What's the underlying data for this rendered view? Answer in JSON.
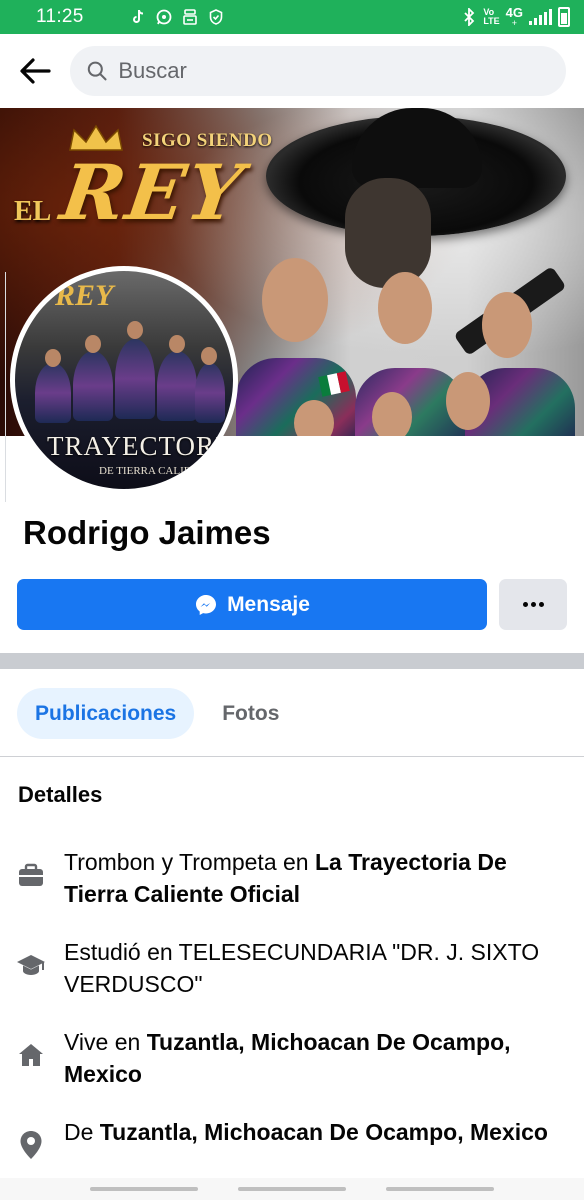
{
  "status_bar": {
    "time": "11:25",
    "network_top": "Vo",
    "network_bottom": "LTE",
    "network_type": "4G",
    "network_sub": "+",
    "battery_level": 0.7,
    "icons": [
      "tiktok-icon",
      "whatsapp-icon",
      "assistant-icon",
      "shield-icon",
      "bluetooth-icon",
      "signal-icon",
      "battery-icon"
    ]
  },
  "header": {
    "back_icon": "arrow-left-icon",
    "search_placeholder": "Buscar"
  },
  "cover": {
    "sigo_siendo": "SIGO SIENDO",
    "el": "EL",
    "rey": "REY"
  },
  "avatar": {
    "rey": "REY",
    "trayectoria": "TRAYECTORIA",
    "tierra": "DE TIERRA CALIENTE"
  },
  "profile": {
    "name": "Rodrigo Jaimes",
    "message_button": "Mensaje",
    "more_button_icon": "more-dots-icon"
  },
  "tabs": {
    "active": "Publicaciones",
    "second": "Fotos"
  },
  "details": {
    "title": "Detalles",
    "items": [
      {
        "icon": "briefcase-icon",
        "prefix": "Trombon y Trompeta en ",
        "bold": "La Trayectoria De Tierra Caliente Oficial"
      },
      {
        "icon": "graduation-cap-icon",
        "prefix": "Estudió en TELESECUNDARIA \"DR. J. SIXTO VERDUSCO\"",
        "bold": ""
      },
      {
        "icon": "home-icon",
        "prefix": "Vive en ",
        "bold": "Tuzantla, Michoacan De Ocampo, Mexico"
      },
      {
        "icon": "location-pin-icon",
        "prefix": "De ",
        "bold": "Tuzantla, Michoacan De Ocampo, Mexico"
      }
    ]
  },
  "colors": {
    "status_bar": "#1fb15b",
    "primary": "#1877f2",
    "tab_active_bg": "#e7f3ff",
    "tab_active_text": "#1b74e4"
  }
}
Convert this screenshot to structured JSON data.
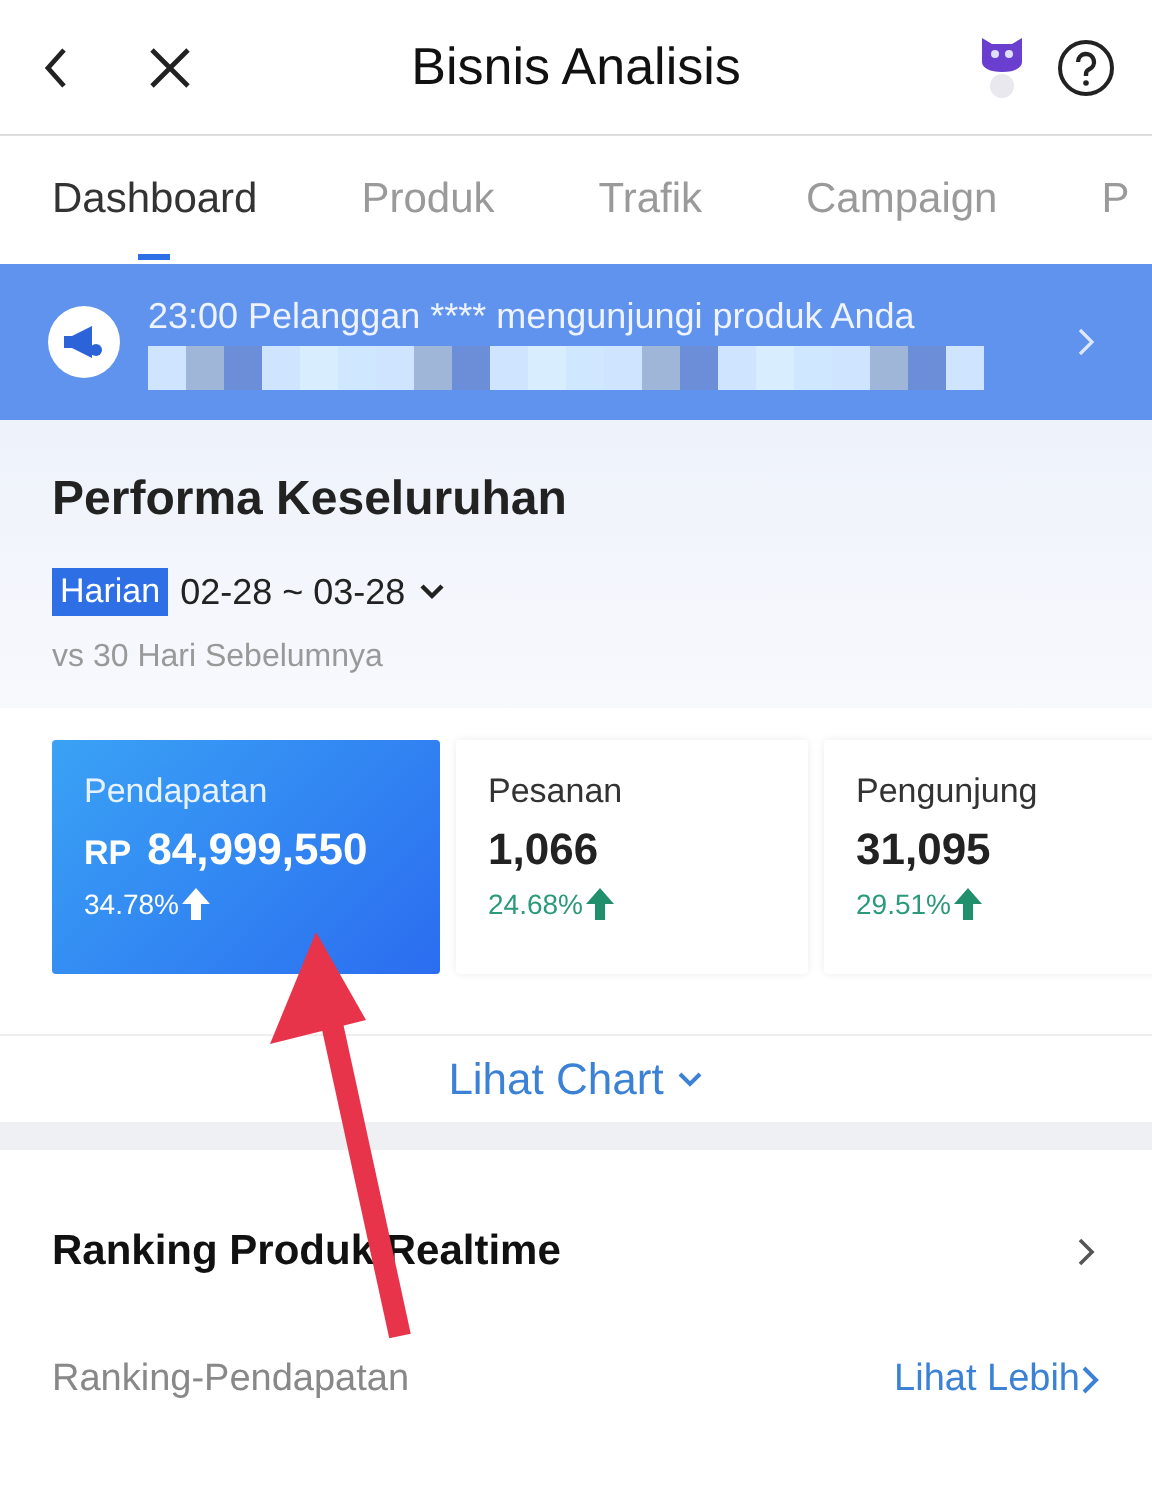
{
  "header": {
    "title": "Bisnis Analisis"
  },
  "tabs": [
    {
      "label": "Dashboard",
      "selected": true
    },
    {
      "label": "Produk",
      "selected": false
    },
    {
      "label": "Trafik",
      "selected": false
    },
    {
      "label": "Campaign",
      "selected": false
    },
    {
      "label": "P",
      "selected": false
    }
  ],
  "notice": {
    "text": "23:00 Pelanggan **** mengunjungi produk Anda"
  },
  "overview": {
    "title": "Performa Keseluruhan",
    "period_tag": "Harian",
    "date_range": "02-28 ~ 03-28",
    "comparison": "vs 30 Hari Sebelumnya"
  },
  "metrics": [
    {
      "label": "Pendapatan",
      "currency": "RP",
      "value": "84,999,550",
      "change": "34.78%",
      "selected": true
    },
    {
      "label": "Pesanan",
      "value": "1,066",
      "change": "24.68%",
      "selected": false
    },
    {
      "label": "Pengunjung",
      "value": "31,095",
      "change": "29.51%",
      "selected": false
    }
  ],
  "chart_toggle": "Lihat Chart",
  "ranking": {
    "title": "Ranking Produk Realtime",
    "subtitle": "Ranking-Pendapatan",
    "more_link": "Lihat Lebih"
  }
}
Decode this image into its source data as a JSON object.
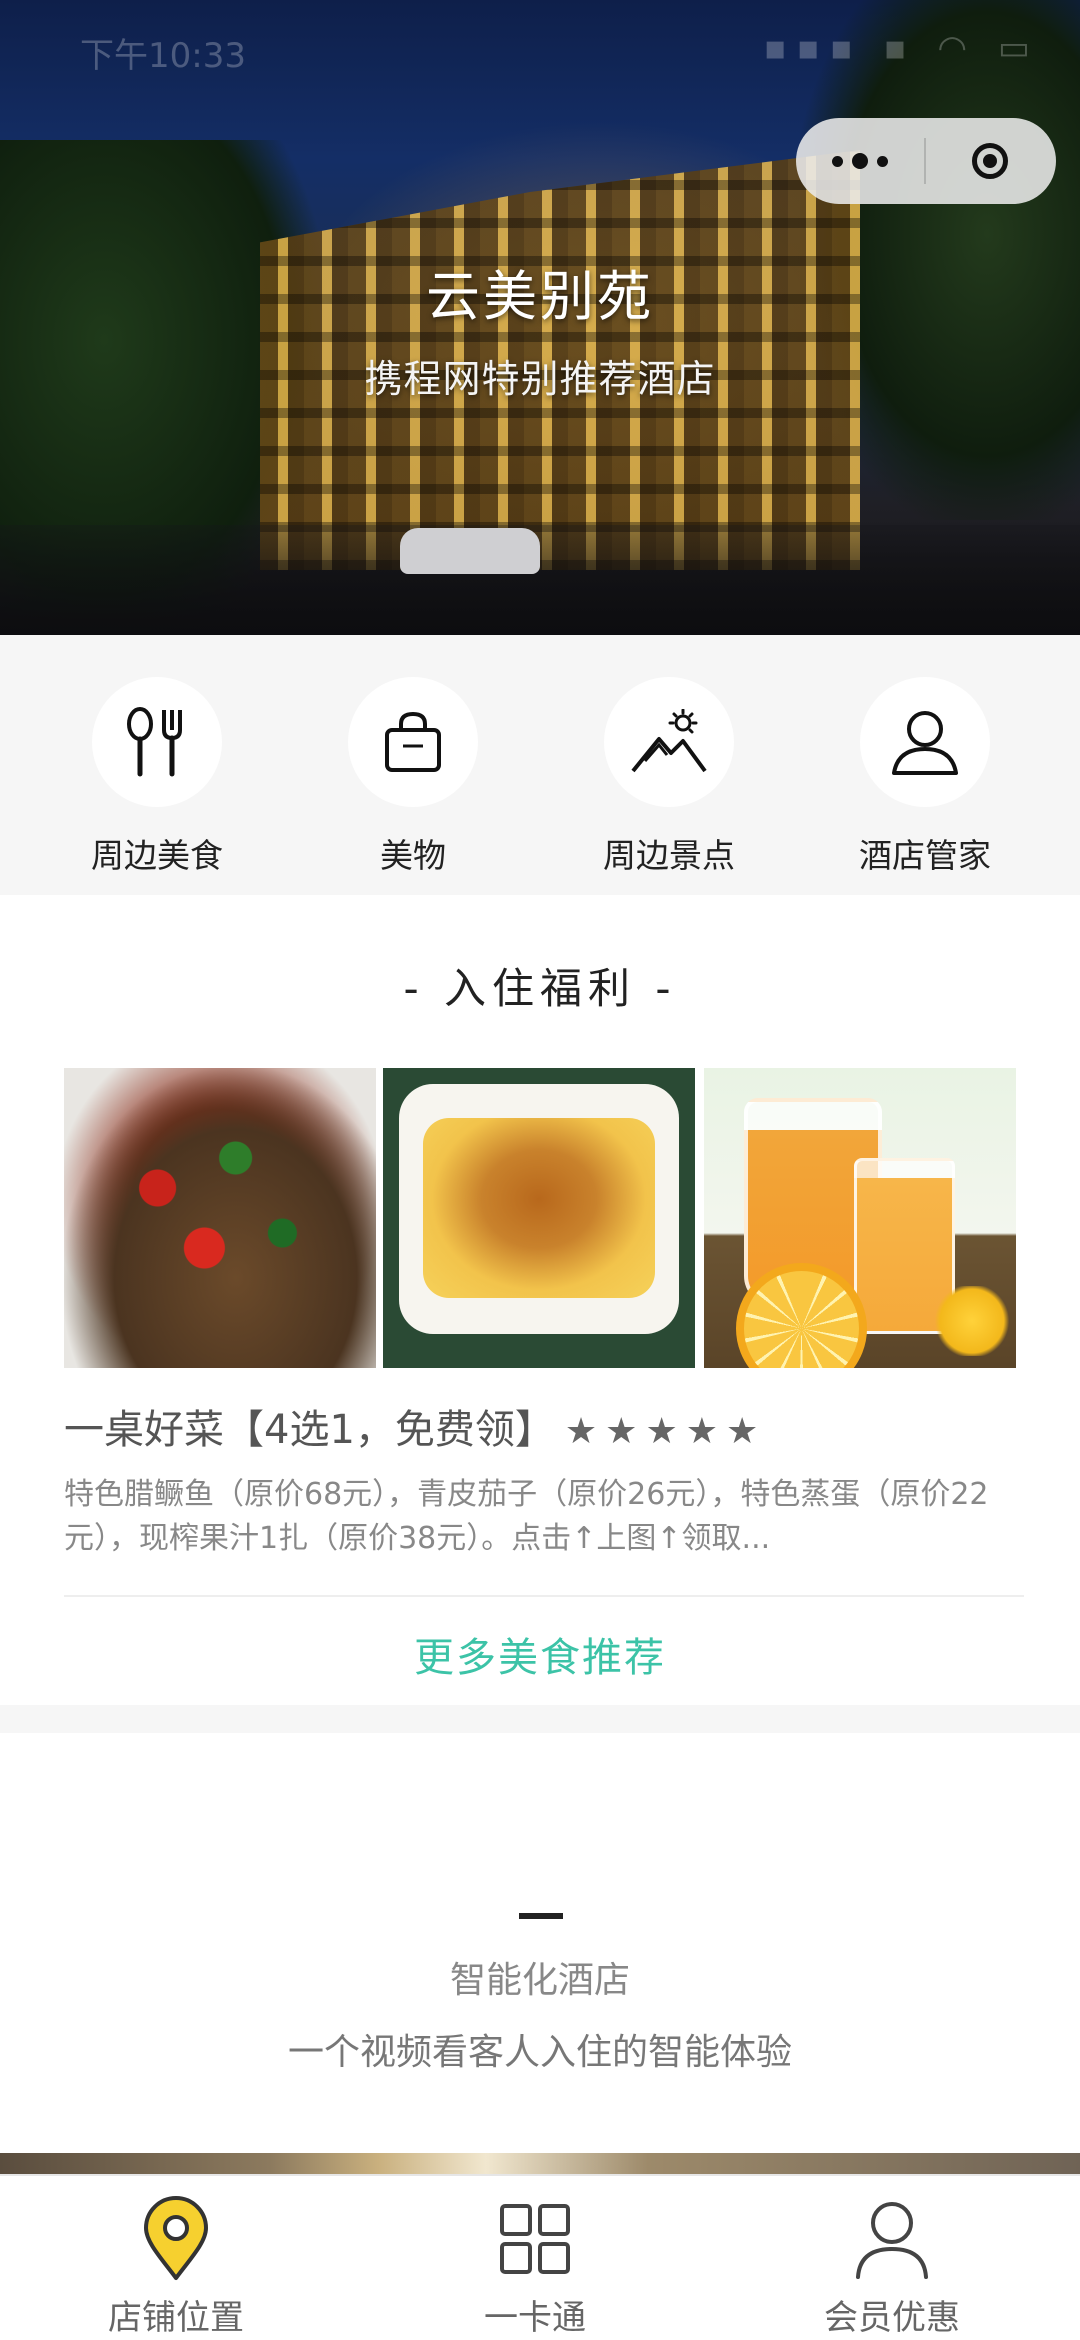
{
  "status_bar": {
    "time": "下午10:33"
  },
  "capsule": {
    "more_icon": "more-dots-icon",
    "close_icon": "target-circle-icon"
  },
  "hero": {
    "title": "云美别苑",
    "subtitle": "携程网特别推荐酒店"
  },
  "quick_nav": {
    "items": [
      {
        "label": "周边美食",
        "icon": "fork-spoon-icon"
      },
      {
        "label": "美物",
        "icon": "shopping-bag-icon"
      },
      {
        "label": "周边景点",
        "icon": "mountain-sun-icon"
      },
      {
        "label": "酒店管家",
        "icon": "person-icon"
      }
    ]
  },
  "benefits": {
    "section_title": "- 入住福利 -",
    "deal_title": "一桌好菜【4选1，免费领】",
    "rating_stars": 5,
    "stars_text": "★★★★★",
    "deal_description": "特色腊鳜鱼（原价68元），青皮茄子（原价26元），特色蒸蛋（原价22元），现榨果汁1扎（原价38元）。点击↑上图↑领取...",
    "more_link": "更多美食推荐"
  },
  "smart_hotel": {
    "title": "智能化酒店",
    "subtitle": "一个视频看客人入住的智能体验"
  },
  "tabbar": {
    "tabs": [
      {
        "label": "店铺位置",
        "icon": "location-pin-icon"
      },
      {
        "label": "一卡通",
        "icon": "grid-icon"
      },
      {
        "label": "会员优惠",
        "icon": "user-icon"
      }
    ]
  },
  "colors": {
    "accent_green": "#3cc3a7",
    "pin_yellow": "#f6d02f",
    "nav_background": "#f6f6f6"
  }
}
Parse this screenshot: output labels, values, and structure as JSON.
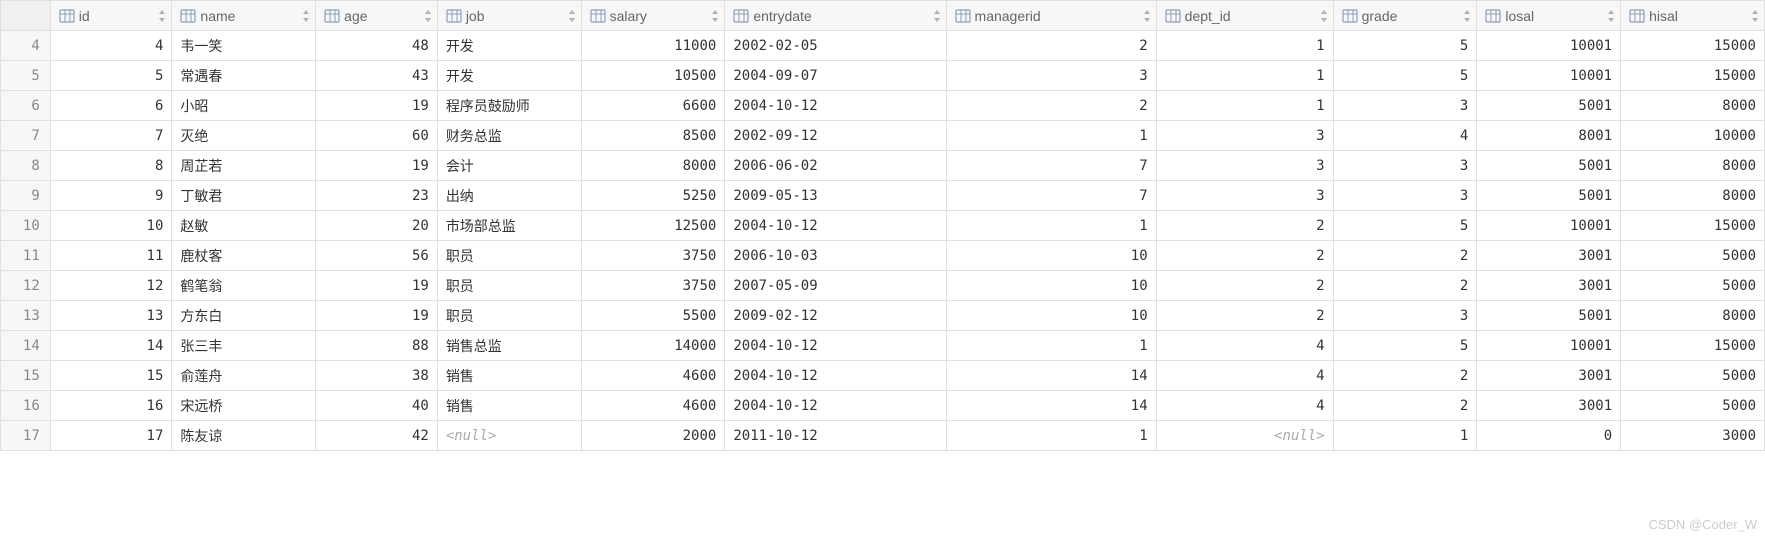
^^^^^^^^
[Exercise goal] Pull out each line of the records holding the string "Lihat".

[In response]
  "chart_toggle": "Lihat Chart",
    "more_link": "Lihat Lebih"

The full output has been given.